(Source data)
## Begin

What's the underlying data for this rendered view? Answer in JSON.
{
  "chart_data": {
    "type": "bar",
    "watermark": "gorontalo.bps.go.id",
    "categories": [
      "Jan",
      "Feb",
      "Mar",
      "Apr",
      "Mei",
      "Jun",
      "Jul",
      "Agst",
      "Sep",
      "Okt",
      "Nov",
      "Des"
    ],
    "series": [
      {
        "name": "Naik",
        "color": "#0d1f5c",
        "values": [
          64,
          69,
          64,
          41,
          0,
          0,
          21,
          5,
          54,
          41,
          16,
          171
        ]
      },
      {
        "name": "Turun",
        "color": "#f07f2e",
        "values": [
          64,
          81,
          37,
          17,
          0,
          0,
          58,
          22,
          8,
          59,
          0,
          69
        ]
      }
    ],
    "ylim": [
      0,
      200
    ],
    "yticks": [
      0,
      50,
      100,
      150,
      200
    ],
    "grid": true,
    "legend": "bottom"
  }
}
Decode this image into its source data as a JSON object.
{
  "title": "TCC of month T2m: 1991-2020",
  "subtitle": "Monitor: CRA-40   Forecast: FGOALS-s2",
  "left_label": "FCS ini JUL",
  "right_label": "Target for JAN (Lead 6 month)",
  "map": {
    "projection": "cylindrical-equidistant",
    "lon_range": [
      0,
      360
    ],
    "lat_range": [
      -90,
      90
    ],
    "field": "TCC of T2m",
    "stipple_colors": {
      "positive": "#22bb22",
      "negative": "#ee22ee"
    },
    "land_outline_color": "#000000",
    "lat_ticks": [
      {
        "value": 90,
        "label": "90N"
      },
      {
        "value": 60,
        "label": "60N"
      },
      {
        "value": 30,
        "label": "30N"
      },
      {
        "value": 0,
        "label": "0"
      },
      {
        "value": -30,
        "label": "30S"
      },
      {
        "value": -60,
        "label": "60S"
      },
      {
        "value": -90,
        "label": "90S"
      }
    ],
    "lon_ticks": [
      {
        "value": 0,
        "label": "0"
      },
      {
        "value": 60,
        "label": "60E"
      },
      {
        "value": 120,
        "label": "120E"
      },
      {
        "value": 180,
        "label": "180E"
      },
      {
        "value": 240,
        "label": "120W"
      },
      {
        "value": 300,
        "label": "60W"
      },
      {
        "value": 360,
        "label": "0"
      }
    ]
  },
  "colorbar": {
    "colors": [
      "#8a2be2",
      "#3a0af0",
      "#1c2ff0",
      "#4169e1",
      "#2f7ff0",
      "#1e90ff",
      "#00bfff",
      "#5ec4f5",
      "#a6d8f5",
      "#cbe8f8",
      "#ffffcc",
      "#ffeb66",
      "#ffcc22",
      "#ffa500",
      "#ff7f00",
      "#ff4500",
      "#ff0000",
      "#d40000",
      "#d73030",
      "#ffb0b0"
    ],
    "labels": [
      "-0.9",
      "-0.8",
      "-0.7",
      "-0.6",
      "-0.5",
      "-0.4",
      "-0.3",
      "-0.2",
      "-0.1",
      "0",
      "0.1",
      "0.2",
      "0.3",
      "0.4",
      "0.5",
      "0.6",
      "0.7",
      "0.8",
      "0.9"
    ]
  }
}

## End

Direction
Give every line of the material that includes the string "month".

Solution to the problem
  "title": "TCC of month T2m: 1991-2020",
  "right_label": "Target for JAN (Lead 6 month)",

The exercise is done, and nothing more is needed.